[Start]

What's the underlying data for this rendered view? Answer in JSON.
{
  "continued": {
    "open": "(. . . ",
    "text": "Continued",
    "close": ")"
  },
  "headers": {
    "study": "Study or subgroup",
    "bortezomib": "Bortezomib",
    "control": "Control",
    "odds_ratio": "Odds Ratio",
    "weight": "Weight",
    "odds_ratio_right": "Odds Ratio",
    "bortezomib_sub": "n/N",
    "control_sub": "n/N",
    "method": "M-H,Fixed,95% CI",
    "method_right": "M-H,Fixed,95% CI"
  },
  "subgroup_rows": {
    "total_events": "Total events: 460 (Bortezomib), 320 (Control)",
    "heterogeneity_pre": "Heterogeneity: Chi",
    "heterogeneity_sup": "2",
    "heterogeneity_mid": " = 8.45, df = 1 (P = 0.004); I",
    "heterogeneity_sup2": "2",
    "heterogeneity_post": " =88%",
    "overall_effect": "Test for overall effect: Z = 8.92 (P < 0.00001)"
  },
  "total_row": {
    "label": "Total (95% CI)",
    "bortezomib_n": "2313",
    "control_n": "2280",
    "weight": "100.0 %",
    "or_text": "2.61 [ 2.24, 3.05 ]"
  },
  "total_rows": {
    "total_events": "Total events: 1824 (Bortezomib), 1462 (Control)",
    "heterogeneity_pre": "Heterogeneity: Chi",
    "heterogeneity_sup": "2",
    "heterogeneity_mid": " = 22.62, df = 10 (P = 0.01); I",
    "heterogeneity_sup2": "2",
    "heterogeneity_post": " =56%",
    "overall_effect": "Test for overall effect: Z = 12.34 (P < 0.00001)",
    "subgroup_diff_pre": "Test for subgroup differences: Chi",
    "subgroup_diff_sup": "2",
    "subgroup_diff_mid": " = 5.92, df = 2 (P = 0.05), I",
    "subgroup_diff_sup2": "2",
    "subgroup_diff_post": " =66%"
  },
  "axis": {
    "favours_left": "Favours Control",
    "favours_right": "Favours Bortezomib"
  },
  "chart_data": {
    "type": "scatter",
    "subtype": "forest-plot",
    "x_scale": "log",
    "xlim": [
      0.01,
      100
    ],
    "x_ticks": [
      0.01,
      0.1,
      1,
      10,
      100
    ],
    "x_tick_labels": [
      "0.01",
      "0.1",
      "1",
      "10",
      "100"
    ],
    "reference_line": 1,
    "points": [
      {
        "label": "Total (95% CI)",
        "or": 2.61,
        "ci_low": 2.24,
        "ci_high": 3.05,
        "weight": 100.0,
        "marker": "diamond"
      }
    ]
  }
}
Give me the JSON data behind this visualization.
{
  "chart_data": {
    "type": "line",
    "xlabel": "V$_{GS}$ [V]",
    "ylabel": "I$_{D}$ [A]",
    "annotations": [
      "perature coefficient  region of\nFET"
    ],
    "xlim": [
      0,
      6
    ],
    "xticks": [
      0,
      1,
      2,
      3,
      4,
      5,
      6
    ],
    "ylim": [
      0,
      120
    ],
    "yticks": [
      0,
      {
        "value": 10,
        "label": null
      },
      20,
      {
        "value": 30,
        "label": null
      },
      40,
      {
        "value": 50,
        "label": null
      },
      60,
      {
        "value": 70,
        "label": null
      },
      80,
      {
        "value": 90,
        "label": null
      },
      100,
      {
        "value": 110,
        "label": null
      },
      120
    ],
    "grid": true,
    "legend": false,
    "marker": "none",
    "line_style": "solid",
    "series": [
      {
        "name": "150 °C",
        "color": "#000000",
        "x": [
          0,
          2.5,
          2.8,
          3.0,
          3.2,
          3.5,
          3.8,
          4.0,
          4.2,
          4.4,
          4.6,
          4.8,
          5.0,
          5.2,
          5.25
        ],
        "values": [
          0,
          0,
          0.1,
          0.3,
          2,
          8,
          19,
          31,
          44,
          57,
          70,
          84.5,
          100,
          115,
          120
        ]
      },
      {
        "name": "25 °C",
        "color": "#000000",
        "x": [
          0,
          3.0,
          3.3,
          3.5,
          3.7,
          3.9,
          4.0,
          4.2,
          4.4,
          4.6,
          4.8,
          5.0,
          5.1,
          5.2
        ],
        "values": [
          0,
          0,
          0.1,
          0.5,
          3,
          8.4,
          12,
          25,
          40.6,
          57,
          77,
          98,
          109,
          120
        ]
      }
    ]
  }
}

[End]

§ **Problem to solve**: All of the entries above need to be reproduced exactly.

§ **Reply**:
What's the underlying data for this rendered view? Answer in JSON.
{
  "continued": {
    "open": "(. . . ",
    "text": "Continued",
    "close": ")"
  },
  "headers": {
    "study": "Study or subgroup",
    "bortezomib": "Bortezomib",
    "control": "Control",
    "odds_ratio": "Odds Ratio",
    "weight": "Weight",
    "odds_ratio_right": "Odds Ratio",
    "bortezomib_sub": "n/N",
    "control_sub": "n/N",
    "method": "M-H,Fixed,95% CI",
    "method_right": "M-H,Fixed,95% CI"
  },
  "subgroup_rows": {
    "total_events": "Total events: 460 (Bortezomib), 320 (Control)",
    "heterogeneity_pre": "Heterogeneity: Chi",
    "heterogeneity_sup": "2",
    "heterogeneity_mid": " = 8.45, df = 1 (P = 0.004); I",
    "heterogeneity_sup2": "2",
    "heterogeneity_post": " =88%",
    "overall_effect": "Test for overall effect: Z = 8.92 (P < 0.00001)"
  },
  "total_row": {
    "label": "Total (95% CI)",
    "bortezomib_n": "2313",
    "control_n": "2280",
    "weight": "100.0 %",
    "or_text": "2.61 [ 2.24, 3.05 ]"
  },
  "total_rows": {
    "total_events": "Total events: 1824 (Bortezomib), 1462 (Control)",
    "heterogeneity_pre": "Heterogeneity: Chi",
    "heterogeneity_sup": "2",
    "heterogeneity_mid": " = 22.62, df = 10 (P = 0.01); I",
    "heterogeneity_sup2": "2",
    "heterogeneity_post": " =56%",
    "overall_effect": "Test for overall effect: Z = 12.34 (P < 0.00001)",
    "subgroup_diff_pre": "Test for subgroup differences: Chi",
    "subgroup_diff_sup": "2",
    "subgroup_diff_mid": " = 5.92, df = 2 (P = 0.05), I",
    "subgroup_diff_sup2": "2",
    "subgroup_diff_post": " =66%"
  },
  "axis": {
    "favours_left": "Favours Control",
    "favours_right": "Favours Bortezomib"
  },
  "chart_data": {
    "type": "scatter",
    "subtype": "forest-plot",
    "x_scale": "log",
    "xlim": [
      0.01,
      100
    ],
    "x_ticks": [
      0.01,
      0.1,
      1,
      10,
      100
    ],
    "x_tick_labels": [
      "0.01",
      "0.1",
      "1",
      "10",
      "100"
    ],
    "reference_line": 1,
    "points": [
      {
        "label": "Total (95% CI)",
        "or": 2.61,
        "ci_low": 2.24,
        "ci_high": 3.05,
        "weight": 100.0,
        "marker": "diamond"
      }
    ]
  }
}
Give me the JSON data behind this visualization.
{
  "chart_data": {
    "type": "line",
    "xlabel": "V$_{GS}$ [V]",
    "ylabel": "I$_{D}$ [A]",
    "annotations": [
      "perature coefficient  region of\nFET"
    ],
    "xlim": [
      0,
      6
    ],
    "xticks": [
      0,
      1,
      2,
      3,
      4,
      5,
      6
    ],
    "ylim": [
      0,
      120
    ],
    "yticks": [
      0,
      {
        "value": 10,
        "label": null
      },
      20,
      {
        "value": 30,
        "label": null
      },
      40,
      {
        "value": 50,
        "label": null
      },
      60,
      {
        "value": 70,
        "label": null
      },
      80,
      {
        "value": 90,
        "label": null
      },
      100,
      {
        "value": 110,
        "label": null
      },
      120
    ],
    "grid": true,
    "legend": false,
    "marker": "none",
    "line_style": "solid",
    "series": [
      {
        "name": "150 °C",
        "color": "#000000",
        "x": [
          0,
          2.5,
          2.8,
          3.0,
          3.2,
          3.5,
          3.8,
          4.0,
          4.2,
          4.4,
          4.6,
          4.8,
          5.0,
          5.2,
          5.25
        ],
        "values": [
          0,
          0,
          0.1,
          0.3,
          2,
          8,
          19,
          31,
          44,
          57,
          70,
          84.5,
          100,
          115,
          120
        ]
      },
      {
        "name": "25 °C",
        "color": "#000000",
        "x": [
          0,
          3.0,
          3.3,
          3.5,
          3.7,
          3.9,
          4.0,
          4.2,
          4.4,
          4.6,
          4.8,
          5.0,
          5.1,
          5.2
        ],
        "values": [
          0,
          0,
          0.1,
          0.5,
          3,
          8.4,
          12,
          25,
          40.6,
          57,
          77,
          98,
          109,
          120
        ]
      }
    ]
  }
}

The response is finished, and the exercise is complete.